[Saved data entries]
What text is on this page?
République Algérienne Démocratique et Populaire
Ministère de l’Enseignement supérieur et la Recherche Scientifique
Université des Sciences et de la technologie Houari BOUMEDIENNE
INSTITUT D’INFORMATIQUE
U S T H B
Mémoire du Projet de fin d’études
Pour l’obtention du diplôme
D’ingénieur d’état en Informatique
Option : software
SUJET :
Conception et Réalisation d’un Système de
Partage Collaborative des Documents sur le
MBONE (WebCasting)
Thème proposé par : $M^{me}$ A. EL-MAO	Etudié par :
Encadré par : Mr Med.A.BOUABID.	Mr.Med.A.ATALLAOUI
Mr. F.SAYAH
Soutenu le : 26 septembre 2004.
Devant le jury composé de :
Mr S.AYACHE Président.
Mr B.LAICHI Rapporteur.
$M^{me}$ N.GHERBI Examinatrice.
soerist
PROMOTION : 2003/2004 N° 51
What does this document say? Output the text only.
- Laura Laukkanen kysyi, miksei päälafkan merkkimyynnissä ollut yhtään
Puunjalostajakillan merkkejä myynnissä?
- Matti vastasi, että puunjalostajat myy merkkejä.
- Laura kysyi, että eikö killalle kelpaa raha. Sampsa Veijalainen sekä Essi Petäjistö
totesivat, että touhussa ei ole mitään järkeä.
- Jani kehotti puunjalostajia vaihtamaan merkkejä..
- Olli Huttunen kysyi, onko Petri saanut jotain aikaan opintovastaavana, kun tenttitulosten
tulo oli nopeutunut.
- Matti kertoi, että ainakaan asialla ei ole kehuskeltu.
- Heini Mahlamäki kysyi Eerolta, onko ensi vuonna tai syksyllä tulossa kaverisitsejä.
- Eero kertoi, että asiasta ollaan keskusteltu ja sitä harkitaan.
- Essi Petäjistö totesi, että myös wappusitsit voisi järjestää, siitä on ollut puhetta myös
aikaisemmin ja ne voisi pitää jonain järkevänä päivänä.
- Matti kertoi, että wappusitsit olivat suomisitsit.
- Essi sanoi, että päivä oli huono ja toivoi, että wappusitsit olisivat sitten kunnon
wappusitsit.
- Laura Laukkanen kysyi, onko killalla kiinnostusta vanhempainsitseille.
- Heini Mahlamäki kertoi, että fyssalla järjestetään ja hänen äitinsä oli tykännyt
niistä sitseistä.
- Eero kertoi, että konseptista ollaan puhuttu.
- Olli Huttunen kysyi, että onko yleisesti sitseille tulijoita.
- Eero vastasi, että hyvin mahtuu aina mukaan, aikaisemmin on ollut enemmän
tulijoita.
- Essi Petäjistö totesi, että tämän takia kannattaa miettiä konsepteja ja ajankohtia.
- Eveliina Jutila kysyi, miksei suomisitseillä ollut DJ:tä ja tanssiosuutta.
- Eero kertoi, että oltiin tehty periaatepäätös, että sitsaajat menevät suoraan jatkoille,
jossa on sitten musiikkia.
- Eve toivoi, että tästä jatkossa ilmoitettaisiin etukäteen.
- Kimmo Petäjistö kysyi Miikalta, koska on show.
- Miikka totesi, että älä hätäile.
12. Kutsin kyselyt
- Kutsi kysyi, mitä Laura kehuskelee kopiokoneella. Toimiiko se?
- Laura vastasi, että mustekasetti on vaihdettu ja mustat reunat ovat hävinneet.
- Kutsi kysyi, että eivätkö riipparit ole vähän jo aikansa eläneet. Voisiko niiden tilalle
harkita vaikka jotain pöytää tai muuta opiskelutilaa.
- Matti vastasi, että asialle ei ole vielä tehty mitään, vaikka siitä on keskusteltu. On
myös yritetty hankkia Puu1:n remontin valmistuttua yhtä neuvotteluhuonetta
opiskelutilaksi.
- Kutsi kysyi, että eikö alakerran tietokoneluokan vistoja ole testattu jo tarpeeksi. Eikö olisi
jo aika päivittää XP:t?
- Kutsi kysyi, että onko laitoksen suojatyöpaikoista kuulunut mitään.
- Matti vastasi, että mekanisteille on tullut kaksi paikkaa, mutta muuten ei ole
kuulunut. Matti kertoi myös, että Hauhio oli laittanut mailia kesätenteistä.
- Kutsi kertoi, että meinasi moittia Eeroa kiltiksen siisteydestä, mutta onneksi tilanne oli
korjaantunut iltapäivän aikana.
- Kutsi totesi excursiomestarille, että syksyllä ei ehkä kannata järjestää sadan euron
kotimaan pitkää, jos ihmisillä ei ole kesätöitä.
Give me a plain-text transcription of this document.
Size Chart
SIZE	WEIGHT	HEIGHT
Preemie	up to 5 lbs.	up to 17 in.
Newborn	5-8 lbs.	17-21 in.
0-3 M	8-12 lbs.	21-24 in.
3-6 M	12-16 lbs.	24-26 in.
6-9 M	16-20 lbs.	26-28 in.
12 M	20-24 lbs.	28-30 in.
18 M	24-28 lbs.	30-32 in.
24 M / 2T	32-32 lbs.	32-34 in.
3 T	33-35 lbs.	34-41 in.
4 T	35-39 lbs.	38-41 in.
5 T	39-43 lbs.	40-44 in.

* _What is being asked_: Check each line of the listing above for the string "Matti", then report only how many lines have it.

* _Completed exercise_: 6